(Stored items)
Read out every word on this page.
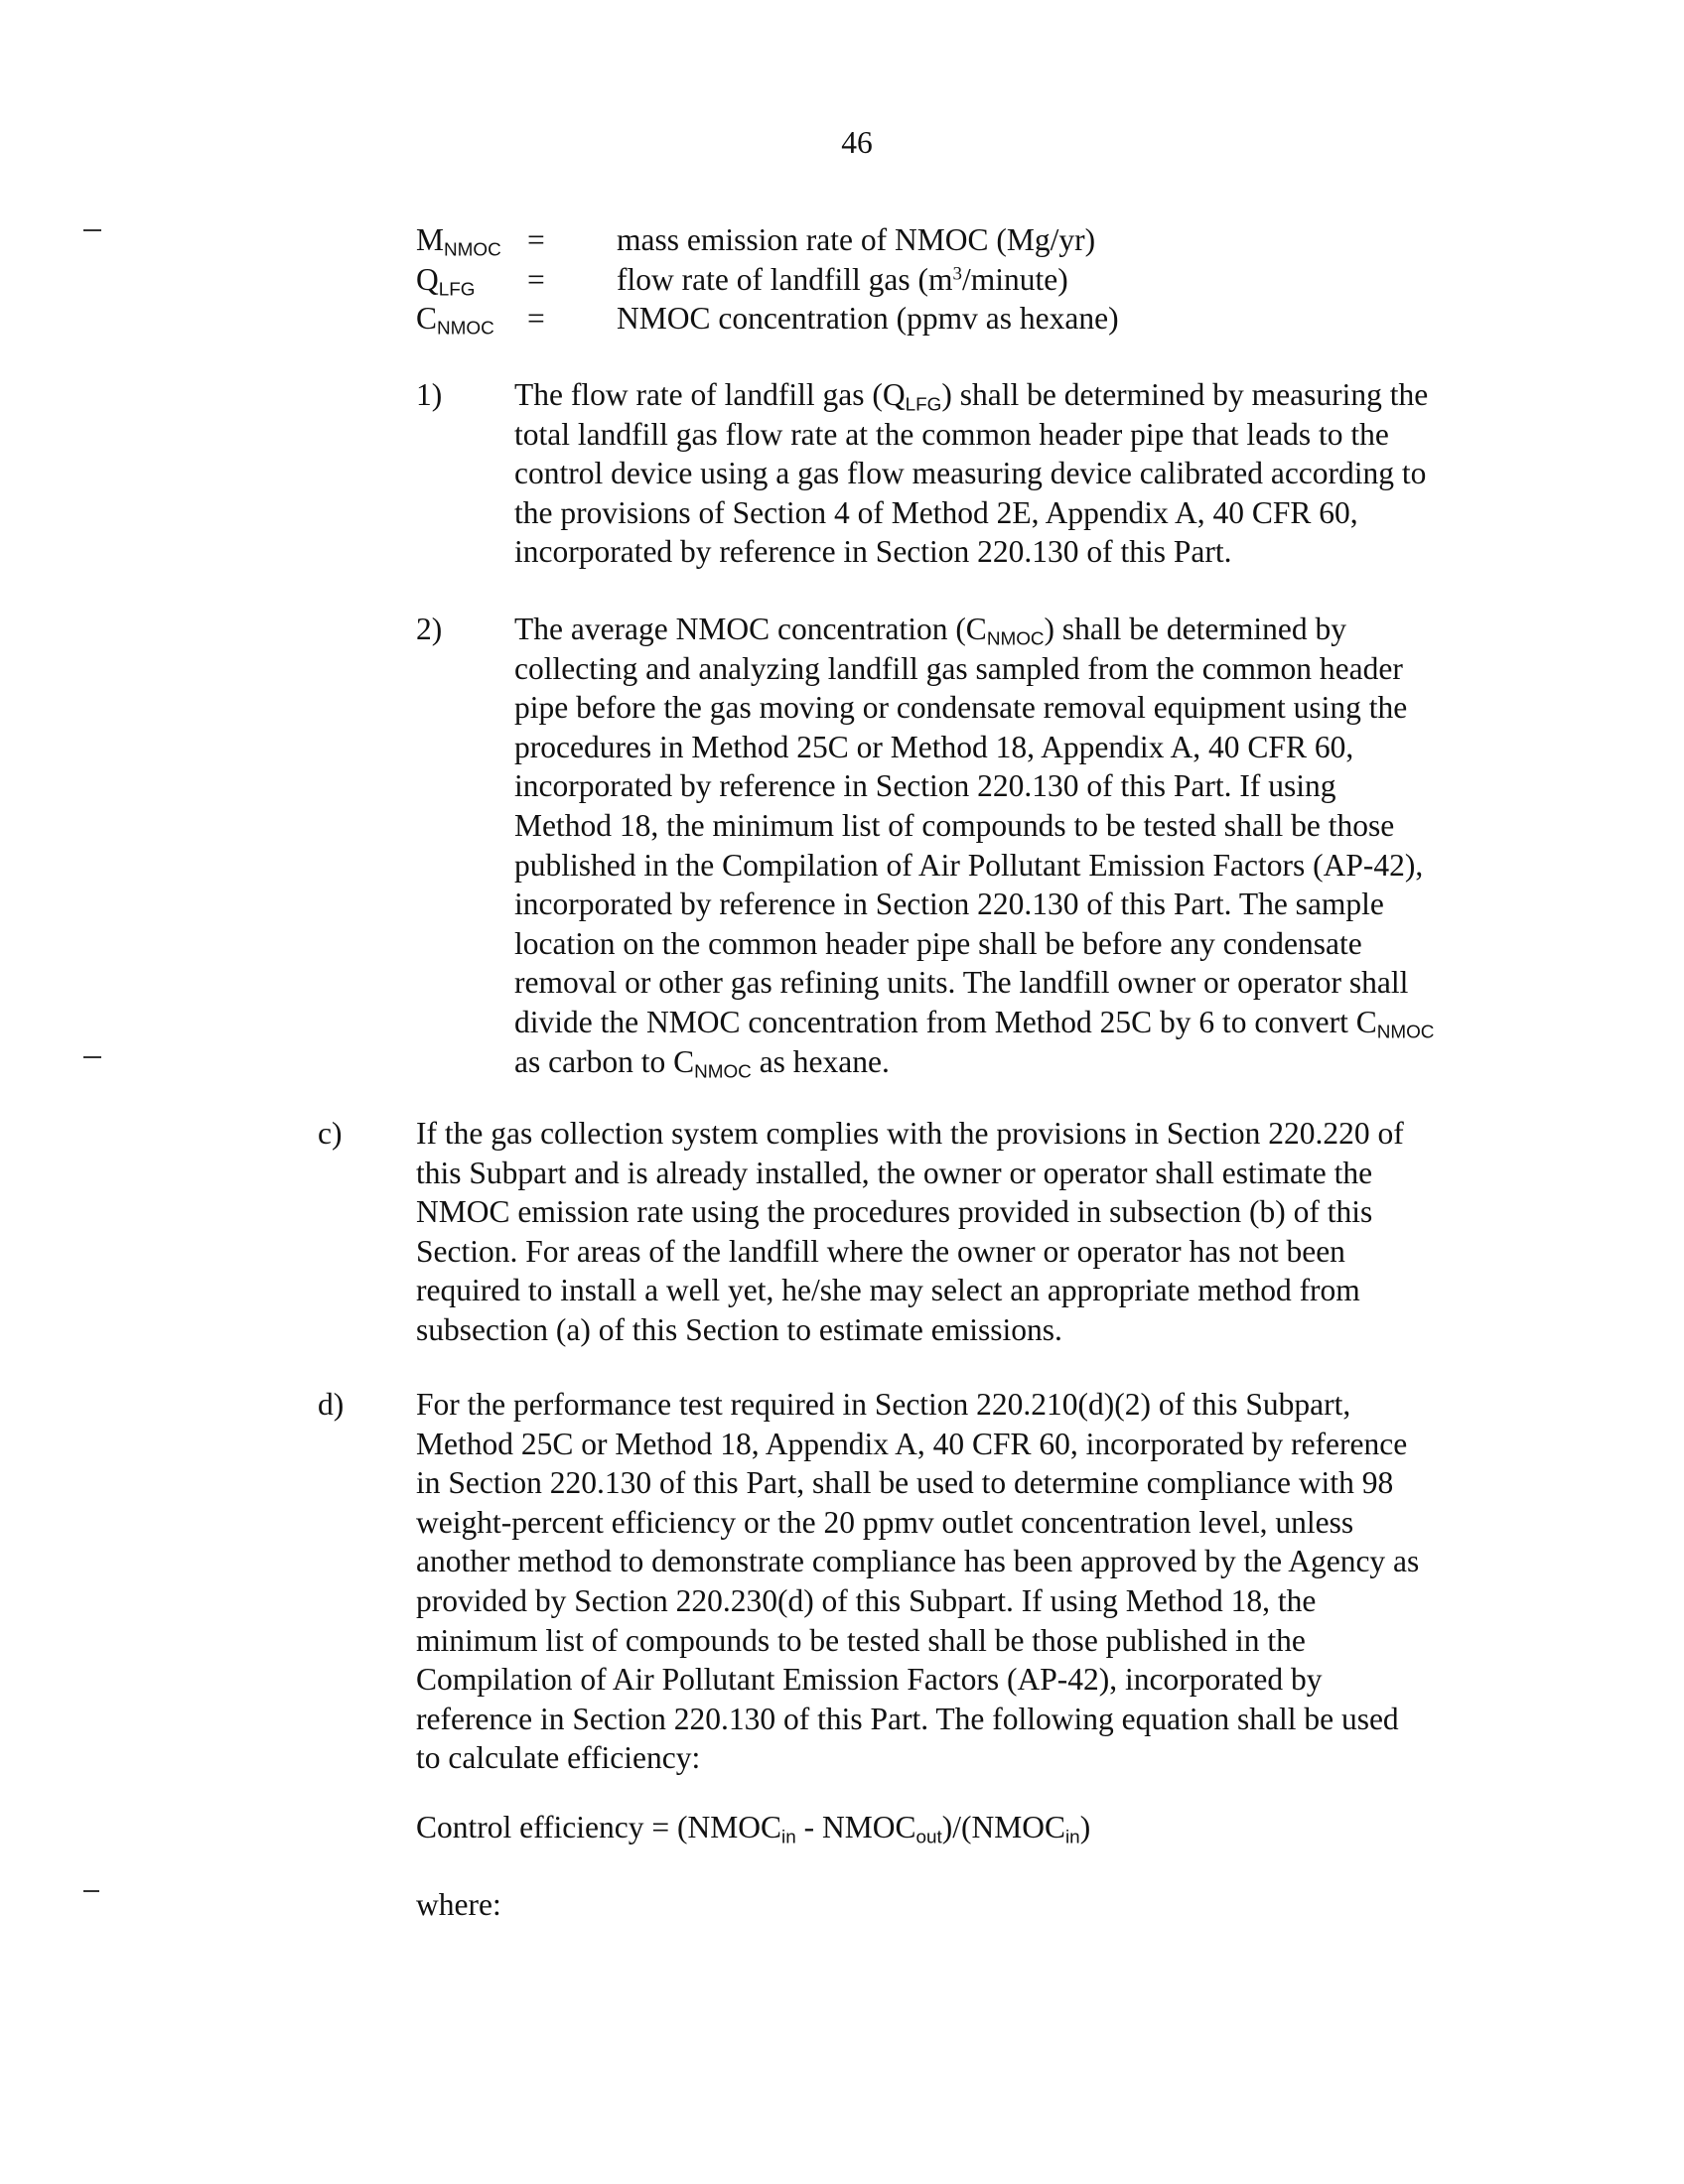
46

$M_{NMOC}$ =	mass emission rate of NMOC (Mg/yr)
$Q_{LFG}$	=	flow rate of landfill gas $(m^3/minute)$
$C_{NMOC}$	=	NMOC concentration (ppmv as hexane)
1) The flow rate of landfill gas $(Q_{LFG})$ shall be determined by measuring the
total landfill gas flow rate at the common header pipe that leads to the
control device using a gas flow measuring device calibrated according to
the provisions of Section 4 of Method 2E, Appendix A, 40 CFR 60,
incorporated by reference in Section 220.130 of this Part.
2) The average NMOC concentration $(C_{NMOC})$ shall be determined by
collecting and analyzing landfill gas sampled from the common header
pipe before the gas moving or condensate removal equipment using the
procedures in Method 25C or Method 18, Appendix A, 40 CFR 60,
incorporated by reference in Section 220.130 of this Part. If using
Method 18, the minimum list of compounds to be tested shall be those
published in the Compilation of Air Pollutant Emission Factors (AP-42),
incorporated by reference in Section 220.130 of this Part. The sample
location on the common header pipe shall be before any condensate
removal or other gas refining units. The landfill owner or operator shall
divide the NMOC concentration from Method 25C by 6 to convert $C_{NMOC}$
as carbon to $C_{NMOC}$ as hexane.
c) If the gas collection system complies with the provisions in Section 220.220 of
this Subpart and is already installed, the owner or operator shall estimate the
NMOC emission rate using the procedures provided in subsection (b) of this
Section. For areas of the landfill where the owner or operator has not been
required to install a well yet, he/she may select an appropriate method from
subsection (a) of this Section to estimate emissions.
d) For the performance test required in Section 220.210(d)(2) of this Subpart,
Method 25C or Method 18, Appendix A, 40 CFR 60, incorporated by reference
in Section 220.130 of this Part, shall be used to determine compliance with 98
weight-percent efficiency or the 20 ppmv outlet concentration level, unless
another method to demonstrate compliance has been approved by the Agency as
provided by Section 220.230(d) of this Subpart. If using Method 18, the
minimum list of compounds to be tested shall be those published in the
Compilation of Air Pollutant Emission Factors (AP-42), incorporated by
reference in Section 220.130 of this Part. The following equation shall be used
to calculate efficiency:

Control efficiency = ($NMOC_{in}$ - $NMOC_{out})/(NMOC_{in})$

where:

* * *

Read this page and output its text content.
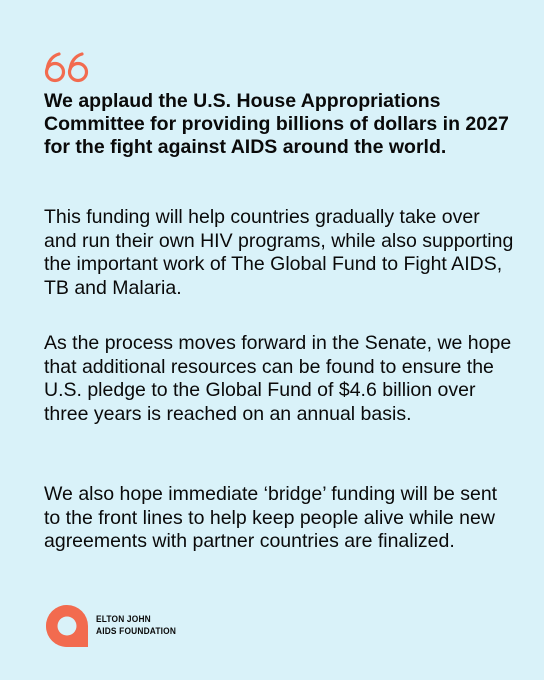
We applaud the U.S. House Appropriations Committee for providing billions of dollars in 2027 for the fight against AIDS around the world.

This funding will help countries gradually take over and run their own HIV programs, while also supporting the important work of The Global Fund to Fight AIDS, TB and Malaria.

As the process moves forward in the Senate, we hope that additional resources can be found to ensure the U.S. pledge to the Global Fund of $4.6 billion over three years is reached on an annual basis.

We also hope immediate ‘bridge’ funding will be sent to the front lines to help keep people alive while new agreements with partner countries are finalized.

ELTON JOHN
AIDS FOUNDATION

■ WRITTEN EXERCISE:
Determine the number of lines where the string "Subpart" occurs, and give that number only.

■ TASK RESPONSE:
3